#### Problem to solve:
Check every line below for the word "tekshirish" and show those that hold it.

** BEGIN Record excerpts **

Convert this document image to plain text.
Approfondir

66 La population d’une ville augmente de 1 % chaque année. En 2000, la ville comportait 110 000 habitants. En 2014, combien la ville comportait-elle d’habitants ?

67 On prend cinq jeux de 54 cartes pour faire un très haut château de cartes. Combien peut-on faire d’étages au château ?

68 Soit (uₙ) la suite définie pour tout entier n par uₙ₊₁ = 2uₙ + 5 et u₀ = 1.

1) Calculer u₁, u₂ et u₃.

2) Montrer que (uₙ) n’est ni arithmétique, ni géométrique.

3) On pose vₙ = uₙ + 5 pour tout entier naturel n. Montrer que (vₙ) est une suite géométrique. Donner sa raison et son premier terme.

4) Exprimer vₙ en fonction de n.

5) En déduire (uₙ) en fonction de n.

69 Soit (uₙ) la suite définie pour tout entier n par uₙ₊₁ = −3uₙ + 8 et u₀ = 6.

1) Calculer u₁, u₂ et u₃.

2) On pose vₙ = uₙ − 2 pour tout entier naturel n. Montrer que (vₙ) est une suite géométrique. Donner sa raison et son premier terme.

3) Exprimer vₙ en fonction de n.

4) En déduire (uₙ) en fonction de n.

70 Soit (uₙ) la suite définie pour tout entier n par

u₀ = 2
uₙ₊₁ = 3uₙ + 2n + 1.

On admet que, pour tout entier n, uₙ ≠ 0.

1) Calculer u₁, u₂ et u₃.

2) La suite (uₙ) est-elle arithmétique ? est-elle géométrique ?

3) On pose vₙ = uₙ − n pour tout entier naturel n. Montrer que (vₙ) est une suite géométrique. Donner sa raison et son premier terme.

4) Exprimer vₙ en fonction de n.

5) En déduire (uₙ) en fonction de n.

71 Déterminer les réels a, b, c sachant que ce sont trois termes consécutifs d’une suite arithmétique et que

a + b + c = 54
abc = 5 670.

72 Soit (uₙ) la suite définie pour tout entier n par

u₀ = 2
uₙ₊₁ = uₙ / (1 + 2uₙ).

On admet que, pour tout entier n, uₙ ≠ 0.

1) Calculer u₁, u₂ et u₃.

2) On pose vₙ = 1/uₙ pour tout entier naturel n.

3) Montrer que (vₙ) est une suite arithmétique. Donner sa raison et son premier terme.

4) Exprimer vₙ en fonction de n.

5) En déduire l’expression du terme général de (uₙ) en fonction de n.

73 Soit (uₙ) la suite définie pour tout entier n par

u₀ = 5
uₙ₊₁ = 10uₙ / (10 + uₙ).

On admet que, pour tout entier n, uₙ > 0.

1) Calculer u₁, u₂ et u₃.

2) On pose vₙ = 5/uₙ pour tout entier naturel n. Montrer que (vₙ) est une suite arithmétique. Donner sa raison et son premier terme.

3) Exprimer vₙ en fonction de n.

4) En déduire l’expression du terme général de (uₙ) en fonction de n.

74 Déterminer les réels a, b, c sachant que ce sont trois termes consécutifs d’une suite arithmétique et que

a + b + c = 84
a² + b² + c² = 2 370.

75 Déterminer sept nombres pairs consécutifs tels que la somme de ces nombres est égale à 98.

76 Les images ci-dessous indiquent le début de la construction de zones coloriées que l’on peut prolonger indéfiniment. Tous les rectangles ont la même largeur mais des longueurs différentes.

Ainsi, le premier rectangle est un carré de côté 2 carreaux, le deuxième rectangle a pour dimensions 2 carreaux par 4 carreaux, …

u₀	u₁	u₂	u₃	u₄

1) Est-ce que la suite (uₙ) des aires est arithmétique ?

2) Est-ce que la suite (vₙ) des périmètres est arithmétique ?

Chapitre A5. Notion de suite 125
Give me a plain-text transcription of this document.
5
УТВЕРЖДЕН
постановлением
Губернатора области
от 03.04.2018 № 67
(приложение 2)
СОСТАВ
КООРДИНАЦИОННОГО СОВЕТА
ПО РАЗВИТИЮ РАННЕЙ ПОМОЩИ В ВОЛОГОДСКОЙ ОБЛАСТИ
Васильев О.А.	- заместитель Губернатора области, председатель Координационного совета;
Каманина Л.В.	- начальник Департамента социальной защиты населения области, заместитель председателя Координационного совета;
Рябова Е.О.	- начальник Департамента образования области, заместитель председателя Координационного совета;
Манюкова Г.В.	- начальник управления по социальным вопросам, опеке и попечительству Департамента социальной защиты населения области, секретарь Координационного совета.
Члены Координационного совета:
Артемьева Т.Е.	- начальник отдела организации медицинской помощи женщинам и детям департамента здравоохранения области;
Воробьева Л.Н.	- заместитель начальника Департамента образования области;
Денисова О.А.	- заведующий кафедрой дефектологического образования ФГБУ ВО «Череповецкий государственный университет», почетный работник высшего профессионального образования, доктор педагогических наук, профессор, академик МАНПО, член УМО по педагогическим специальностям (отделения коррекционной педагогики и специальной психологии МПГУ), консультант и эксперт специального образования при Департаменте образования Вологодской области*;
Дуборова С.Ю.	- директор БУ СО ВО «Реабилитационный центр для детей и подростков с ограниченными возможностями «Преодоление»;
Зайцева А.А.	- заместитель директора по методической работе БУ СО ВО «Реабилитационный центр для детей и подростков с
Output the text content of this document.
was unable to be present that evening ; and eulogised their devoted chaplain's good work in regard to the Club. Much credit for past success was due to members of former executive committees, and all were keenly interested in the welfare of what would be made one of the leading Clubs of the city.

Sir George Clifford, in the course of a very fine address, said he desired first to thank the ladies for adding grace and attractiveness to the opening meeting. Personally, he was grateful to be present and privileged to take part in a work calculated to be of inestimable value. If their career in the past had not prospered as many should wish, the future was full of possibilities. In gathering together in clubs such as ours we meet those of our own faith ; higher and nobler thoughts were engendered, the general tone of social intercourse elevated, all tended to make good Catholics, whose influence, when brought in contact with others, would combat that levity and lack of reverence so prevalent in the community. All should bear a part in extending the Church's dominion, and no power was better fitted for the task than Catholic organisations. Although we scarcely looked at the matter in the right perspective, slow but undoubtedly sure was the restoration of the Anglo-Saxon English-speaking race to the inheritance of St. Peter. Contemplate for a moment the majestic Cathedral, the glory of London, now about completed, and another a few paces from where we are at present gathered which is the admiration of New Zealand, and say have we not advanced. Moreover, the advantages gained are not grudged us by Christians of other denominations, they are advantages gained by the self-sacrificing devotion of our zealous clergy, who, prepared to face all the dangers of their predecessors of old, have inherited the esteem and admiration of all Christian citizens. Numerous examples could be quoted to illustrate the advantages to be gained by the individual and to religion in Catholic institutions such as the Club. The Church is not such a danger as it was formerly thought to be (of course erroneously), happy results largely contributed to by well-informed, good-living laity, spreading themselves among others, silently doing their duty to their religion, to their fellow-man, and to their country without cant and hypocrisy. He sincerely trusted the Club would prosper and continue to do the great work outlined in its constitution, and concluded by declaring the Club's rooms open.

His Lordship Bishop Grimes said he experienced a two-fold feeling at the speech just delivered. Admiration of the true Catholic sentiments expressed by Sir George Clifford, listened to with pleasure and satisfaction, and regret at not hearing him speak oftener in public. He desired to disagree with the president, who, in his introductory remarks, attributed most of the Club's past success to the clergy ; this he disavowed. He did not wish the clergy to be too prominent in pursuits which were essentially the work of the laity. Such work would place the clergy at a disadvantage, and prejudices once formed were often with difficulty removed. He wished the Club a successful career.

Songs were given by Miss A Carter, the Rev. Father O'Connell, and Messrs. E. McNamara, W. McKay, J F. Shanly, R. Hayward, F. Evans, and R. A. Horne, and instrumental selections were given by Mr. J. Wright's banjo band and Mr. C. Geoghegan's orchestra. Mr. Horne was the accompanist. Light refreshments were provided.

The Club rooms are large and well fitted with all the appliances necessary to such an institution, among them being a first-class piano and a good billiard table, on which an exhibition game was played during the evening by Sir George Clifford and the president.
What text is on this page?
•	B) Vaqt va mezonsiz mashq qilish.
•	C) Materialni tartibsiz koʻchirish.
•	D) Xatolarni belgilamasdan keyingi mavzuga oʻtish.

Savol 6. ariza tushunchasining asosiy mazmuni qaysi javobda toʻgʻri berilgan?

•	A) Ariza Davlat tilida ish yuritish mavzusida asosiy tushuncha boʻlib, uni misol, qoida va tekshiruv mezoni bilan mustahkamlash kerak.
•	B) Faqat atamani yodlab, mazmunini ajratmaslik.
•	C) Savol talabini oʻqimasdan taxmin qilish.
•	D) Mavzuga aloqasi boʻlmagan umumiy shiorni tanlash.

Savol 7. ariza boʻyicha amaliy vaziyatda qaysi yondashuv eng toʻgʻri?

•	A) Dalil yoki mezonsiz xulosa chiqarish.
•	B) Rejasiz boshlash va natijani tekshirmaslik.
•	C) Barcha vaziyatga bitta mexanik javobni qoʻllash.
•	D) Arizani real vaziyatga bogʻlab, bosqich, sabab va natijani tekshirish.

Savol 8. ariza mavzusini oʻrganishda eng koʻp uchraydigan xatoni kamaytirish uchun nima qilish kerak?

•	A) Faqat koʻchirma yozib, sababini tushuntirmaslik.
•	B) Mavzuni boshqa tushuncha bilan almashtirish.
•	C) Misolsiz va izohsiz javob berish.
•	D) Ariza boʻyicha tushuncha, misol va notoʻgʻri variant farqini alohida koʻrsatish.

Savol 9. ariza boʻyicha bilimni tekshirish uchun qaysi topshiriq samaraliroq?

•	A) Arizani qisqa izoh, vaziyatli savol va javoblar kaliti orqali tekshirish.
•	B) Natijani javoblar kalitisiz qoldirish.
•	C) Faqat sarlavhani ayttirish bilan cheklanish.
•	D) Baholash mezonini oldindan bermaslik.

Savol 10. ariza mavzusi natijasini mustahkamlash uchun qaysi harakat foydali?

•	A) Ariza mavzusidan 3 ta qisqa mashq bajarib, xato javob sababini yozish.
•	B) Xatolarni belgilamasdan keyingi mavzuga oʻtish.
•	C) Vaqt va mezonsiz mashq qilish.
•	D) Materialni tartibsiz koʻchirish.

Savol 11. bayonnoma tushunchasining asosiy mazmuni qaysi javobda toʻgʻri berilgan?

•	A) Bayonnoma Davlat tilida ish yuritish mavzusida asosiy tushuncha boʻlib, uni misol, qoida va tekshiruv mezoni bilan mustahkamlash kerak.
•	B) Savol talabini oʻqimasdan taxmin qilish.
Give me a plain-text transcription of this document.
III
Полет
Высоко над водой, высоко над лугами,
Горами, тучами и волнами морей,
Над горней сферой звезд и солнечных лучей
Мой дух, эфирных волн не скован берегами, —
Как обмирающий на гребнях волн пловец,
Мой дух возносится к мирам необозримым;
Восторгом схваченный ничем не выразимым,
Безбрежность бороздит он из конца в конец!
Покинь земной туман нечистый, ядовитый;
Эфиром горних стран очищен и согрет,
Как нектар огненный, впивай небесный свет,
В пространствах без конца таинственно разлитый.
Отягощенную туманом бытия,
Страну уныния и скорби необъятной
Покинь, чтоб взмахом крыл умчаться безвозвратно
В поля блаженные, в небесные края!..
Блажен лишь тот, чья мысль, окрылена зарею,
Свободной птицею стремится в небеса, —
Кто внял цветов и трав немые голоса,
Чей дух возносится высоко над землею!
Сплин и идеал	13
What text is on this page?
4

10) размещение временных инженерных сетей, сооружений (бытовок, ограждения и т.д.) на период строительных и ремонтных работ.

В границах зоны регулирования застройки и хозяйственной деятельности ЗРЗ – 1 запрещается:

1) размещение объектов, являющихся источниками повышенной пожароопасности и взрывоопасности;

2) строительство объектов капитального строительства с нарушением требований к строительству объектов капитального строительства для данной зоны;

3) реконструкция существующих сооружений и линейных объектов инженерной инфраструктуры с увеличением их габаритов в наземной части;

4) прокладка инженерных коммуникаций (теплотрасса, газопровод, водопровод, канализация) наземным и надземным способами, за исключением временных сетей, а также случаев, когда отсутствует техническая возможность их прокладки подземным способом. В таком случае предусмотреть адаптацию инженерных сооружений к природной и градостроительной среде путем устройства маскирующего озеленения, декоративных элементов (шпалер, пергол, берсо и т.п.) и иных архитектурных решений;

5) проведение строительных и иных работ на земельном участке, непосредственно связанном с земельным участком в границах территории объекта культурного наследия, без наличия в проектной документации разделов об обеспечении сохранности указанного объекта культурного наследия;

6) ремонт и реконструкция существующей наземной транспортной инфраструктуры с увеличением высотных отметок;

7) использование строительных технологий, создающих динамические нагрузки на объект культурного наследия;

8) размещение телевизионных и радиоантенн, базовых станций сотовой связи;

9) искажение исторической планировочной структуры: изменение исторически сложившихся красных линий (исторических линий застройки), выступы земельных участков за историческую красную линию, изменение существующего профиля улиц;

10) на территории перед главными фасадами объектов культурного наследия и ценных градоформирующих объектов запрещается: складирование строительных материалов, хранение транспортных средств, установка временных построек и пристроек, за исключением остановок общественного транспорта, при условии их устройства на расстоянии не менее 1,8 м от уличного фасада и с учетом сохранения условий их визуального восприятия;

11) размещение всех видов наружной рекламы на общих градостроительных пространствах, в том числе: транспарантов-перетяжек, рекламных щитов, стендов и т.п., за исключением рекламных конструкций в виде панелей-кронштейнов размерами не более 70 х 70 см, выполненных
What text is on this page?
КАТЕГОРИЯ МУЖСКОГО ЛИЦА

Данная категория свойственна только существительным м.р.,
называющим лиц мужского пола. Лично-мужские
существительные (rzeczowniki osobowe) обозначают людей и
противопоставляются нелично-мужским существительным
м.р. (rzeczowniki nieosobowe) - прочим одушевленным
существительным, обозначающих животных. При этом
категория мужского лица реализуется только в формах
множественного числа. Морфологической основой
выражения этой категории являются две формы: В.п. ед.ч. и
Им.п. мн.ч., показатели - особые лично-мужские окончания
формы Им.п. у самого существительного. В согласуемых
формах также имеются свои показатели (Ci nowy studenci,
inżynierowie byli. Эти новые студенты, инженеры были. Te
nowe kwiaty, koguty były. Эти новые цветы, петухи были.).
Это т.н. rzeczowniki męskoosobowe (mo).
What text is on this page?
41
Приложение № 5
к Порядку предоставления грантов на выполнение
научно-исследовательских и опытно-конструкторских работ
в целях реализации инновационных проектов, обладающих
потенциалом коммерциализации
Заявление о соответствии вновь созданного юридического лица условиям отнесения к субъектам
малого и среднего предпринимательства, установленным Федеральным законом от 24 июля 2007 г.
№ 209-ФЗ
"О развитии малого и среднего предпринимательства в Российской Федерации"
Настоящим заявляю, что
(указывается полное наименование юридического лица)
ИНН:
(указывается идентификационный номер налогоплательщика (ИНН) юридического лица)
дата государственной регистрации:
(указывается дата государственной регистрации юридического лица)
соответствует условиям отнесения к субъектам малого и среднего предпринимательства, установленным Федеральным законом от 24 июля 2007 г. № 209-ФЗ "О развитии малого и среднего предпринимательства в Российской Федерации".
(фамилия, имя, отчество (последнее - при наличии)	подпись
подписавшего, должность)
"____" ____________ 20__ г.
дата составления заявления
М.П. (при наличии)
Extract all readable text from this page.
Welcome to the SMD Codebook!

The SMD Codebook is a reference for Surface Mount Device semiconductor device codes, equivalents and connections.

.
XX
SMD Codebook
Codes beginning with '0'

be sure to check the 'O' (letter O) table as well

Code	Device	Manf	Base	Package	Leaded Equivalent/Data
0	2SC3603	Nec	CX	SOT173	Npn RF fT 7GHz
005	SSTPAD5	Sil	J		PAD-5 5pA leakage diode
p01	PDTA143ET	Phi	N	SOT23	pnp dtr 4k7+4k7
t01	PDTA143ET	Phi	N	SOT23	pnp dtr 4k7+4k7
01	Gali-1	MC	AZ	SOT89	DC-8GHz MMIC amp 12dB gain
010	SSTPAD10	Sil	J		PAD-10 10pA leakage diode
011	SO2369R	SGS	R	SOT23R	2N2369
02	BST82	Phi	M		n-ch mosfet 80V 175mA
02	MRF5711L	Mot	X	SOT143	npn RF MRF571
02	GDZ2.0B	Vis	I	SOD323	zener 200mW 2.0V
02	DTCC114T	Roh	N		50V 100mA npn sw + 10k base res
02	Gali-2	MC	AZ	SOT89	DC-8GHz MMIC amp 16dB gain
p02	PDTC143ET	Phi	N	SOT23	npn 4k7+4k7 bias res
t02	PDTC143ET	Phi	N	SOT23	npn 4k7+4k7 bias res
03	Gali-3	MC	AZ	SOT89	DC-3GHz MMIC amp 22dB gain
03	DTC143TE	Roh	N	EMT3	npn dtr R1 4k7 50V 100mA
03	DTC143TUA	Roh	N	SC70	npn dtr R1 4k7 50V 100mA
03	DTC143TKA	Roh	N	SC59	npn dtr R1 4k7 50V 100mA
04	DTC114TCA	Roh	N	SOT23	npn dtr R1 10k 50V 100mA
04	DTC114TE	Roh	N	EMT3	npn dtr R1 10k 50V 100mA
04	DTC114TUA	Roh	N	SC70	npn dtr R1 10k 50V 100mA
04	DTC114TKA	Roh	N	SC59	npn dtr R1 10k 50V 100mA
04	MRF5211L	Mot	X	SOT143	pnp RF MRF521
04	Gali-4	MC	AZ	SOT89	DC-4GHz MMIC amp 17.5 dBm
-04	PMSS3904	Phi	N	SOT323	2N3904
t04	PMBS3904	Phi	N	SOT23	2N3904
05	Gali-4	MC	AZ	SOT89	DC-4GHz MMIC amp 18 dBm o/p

** END Record excerpts **

#### Expected answer:
•	D) Arizani real vaziyatga bogʻlab, bosqich, sabab va natijani tekshirish.
Savol 9. ariza boʻyicha bilimni tekshirish uchun qaysi topshiriq samaraliroq?
•	A) Arizani qisqa izoh, vaziyatli savol va javoblar kaliti orqali tekshirish.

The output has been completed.